### WRITTEN INSTRUCTION
All entries are to be given again verbatim.

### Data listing
┄┄┄┄┄┄

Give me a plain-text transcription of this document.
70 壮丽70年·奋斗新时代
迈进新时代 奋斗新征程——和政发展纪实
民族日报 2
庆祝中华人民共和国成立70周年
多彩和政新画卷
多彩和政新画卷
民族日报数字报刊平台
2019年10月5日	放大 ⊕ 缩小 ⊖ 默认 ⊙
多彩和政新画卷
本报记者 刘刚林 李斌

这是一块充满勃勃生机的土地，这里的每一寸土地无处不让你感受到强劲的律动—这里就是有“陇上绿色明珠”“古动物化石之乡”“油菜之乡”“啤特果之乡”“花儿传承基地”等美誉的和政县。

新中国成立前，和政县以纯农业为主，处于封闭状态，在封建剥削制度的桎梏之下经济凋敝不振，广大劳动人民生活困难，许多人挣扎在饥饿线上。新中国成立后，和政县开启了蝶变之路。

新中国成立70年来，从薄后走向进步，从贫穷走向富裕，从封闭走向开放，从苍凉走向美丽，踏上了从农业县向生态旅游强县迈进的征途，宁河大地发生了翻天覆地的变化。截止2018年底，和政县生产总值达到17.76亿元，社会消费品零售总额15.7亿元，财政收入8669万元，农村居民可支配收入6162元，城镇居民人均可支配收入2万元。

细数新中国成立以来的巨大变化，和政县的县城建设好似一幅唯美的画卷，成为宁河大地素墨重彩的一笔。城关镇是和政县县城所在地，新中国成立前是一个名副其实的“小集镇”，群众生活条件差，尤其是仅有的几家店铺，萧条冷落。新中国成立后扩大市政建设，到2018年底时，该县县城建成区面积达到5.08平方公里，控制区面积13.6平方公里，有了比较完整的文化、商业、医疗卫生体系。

┄┄┄┄┄┄

### RESPONSE BELOW
Give me a plain-text transcription of this document.
70 壮丽70年·奋斗新时代
迈进新时代 奋斗新征程——和政发展纪实
民族日报 2
庆祝中华人民共和国成立70周年
多彩和政新画卷
多彩和政新画卷
民族日报数字报刊平台
2019年10月5日	放大 ⊕ 缩小 ⊖ 默认 ⊙
多彩和政新画卷
本报记者 刘刚林 李斌

这是一块充满勃勃生机的土地，这里的每一寸土地无处不让你感受到强劲的律动—这里就是有“陇上绿色明珠”“古动物化石之乡”“油菜之乡”“啤特果之乡”“花儿传承基地”等美誉的和政县。

新中国成立前，和政县以纯农业为主，处于封闭状态，在封建剥削制度的桎梏之下经济凋敝不振，广大劳动人民生活困难，许多人挣扎在饥饿线上。新中国成立后，和政县开启了蝶变之路。

新中国成立70年来，从薄后走向进步，从贫穷走向富裕，从封闭走向开放，从苍凉走向美丽，踏上了从农业县向生态旅游强县迈进的征途，宁河大地发生了翻天覆地的变化。截止2018年底，和政县生产总值达到17.76亿元，社会消费品零售总额15.7亿元，财政收入8669万元，农村居民可支配收入6162元，城镇居民人均可支配收入2万元。

细数新中国成立以来的巨大变化，和政县的县城建设好似一幅唯美的画卷，成为宁河大地素墨重彩的一笔。城关镇是和政县县城所在地，新中国成立前是一个名副其实的“小集镇”，群众生活条件差，尤其是仅有的几家店铺，萧条冷落。新中国成立后扩大市政建设，到2018年底时，该县县城建成区面积达到5.08平方公里，控制区面积13.6平方公里，有了比较完整的文化、商业、医疗卫生体系。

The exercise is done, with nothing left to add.